## [EXERCISE TASK]
Exactly reproduce each line of the listing that follows.

——————————

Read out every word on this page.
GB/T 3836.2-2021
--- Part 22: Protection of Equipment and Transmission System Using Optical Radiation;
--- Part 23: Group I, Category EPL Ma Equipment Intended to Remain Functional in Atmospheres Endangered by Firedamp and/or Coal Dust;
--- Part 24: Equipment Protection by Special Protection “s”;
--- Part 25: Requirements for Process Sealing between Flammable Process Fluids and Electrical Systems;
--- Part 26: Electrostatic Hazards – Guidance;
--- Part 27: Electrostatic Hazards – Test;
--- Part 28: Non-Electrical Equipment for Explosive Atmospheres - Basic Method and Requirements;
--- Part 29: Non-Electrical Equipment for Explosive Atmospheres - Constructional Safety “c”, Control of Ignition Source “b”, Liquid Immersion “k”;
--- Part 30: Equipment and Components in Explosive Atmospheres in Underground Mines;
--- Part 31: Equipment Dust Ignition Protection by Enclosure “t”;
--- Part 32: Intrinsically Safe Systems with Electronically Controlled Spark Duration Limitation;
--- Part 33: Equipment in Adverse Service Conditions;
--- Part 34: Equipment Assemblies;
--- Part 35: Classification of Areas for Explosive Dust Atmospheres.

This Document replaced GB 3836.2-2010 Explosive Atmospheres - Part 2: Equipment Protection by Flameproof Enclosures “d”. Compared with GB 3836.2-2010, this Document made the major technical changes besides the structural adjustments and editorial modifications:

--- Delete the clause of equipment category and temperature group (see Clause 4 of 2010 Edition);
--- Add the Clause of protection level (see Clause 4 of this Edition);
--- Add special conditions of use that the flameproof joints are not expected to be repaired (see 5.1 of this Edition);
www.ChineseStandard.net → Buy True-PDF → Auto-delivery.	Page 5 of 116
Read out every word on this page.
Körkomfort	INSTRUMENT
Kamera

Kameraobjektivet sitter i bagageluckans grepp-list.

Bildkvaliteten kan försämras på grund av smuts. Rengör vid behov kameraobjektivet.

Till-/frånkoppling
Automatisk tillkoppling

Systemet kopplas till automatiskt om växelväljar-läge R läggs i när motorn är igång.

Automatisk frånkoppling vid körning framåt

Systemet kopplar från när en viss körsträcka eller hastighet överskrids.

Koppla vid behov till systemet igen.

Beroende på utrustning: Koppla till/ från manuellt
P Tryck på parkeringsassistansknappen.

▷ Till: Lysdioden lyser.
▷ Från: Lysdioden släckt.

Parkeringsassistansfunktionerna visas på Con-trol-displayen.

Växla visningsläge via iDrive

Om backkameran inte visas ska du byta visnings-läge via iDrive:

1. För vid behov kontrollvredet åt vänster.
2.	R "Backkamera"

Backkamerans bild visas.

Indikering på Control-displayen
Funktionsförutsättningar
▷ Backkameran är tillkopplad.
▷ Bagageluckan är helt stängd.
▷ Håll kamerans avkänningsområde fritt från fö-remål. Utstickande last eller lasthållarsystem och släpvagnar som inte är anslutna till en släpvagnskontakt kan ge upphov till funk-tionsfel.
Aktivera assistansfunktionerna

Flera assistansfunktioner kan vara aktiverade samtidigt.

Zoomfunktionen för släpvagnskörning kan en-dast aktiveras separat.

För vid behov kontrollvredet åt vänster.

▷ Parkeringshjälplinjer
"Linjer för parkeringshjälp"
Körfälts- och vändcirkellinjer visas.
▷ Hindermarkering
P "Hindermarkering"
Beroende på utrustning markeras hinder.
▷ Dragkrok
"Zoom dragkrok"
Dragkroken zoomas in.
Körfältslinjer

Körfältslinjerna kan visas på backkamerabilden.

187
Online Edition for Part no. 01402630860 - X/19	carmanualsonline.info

——————————

## [EXERCISE OUTPUT]
Read out every word on this page.
GB/T 3836.2-2021
--- Part 22: Protection of Equipment and Transmission System Using Optical Radiation;
--- Part 23: Group I, Category EPL Ma Equipment Intended to Remain Functional in Atmospheres Endangered by Firedamp and/or Coal Dust;
--- Part 24: Equipment Protection by Special Protection “s”;
--- Part 25: Requirements for Process Sealing between Flammable Process Fluids and Electrical Systems;
--- Part 26: Electrostatic Hazards – Guidance;
--- Part 27: Electrostatic Hazards – Test;
--- Part 28: Non-Electrical Equipment for Explosive Atmospheres - Basic Method and Requirements;
--- Part 29: Non-Electrical Equipment for Explosive Atmospheres - Constructional Safety “c”, Control of Ignition Source “b”, Liquid Immersion “k”;
--- Part 30: Equipment and Components in Explosive Atmospheres in Underground Mines;
--- Part 31: Equipment Dust Ignition Protection by Enclosure “t”;
--- Part 32: Intrinsically Safe Systems with Electronically Controlled Spark Duration Limitation;
--- Part 33: Equipment in Adverse Service Conditions;
--- Part 34: Equipment Assemblies;
--- Part 35: Classification of Areas for Explosive Dust Atmospheres.

This Document replaced GB 3836.2-2010 Explosive Atmospheres - Part 2: Equipment Protection by Flameproof Enclosures “d”. Compared with GB 3836.2-2010, this Document made the major technical changes besides the structural adjustments and editorial modifications:

--- Delete the clause of equipment category and temperature group (see Clause 4 of 2010 Edition);
--- Add the Clause of protection level (see Clause 4 of this Edition);
--- Add special conditions of use that the flameproof joints are not expected to be repaired (see 5.1 of this Edition);
www.ChineseStandard.net → Buy True-PDF → Auto-delivery.	Page 5 of 116
Read out every word on this page.
Körkomfort	INSTRUMENT
Kamera

Kameraobjektivet sitter i bagageluckans grepp-list.

Bildkvaliteten kan försämras på grund av smuts. Rengör vid behov kameraobjektivet.

Till-/frånkoppling
Automatisk tillkoppling

Systemet kopplas till automatiskt om växelväljar-läge R läggs i när motorn är igång.

Automatisk frånkoppling vid körning framåt

Systemet kopplar från när en viss körsträcka eller hastighet överskrids.

Koppla vid behov till systemet igen.

Beroende på utrustning: Koppla till/ från manuellt
P Tryck på parkeringsassistansknappen.

▷ Till: Lysdioden lyser.
▷ Från: Lysdioden släckt.

Parkeringsassistansfunktionerna visas på Con-trol-displayen.

Växla visningsläge via iDrive

Om backkameran inte visas ska du byta visnings-läge via iDrive:

1. För vid behov kontrollvredet åt vänster.
2.	R "Backkamera"

Backkamerans bild visas.

Indikering på Control-displayen
Funktionsförutsättningar
▷ Backkameran är tillkopplad.
▷ Bagageluckan är helt stängd.
▷ Håll kamerans avkänningsområde fritt från fö-remål. Utstickande last eller lasthållarsystem och släpvagnar som inte är anslutna till en släpvagnskontakt kan ge upphov till funk-tionsfel.
Aktivera assistansfunktionerna

Flera assistansfunktioner kan vara aktiverade samtidigt.

Zoomfunktionen för släpvagnskörning kan en-dast aktiveras separat.

För vid behov kontrollvredet åt vänster.

▷ Parkeringshjälplinjer
"Linjer för parkeringshjälp"
Körfälts- och vändcirkellinjer visas.
▷ Hindermarkering
P "Hindermarkering"
Beroende på utrustning markeras hinder.
▷ Dragkrok
"Zoom dragkrok"
Dragkroken zoomas in.
Körfältslinjer

Körfältslinjerna kan visas på backkamerabilden.

187
Online Edition for Part no. 01402630860 - X/19	carmanualsonline.info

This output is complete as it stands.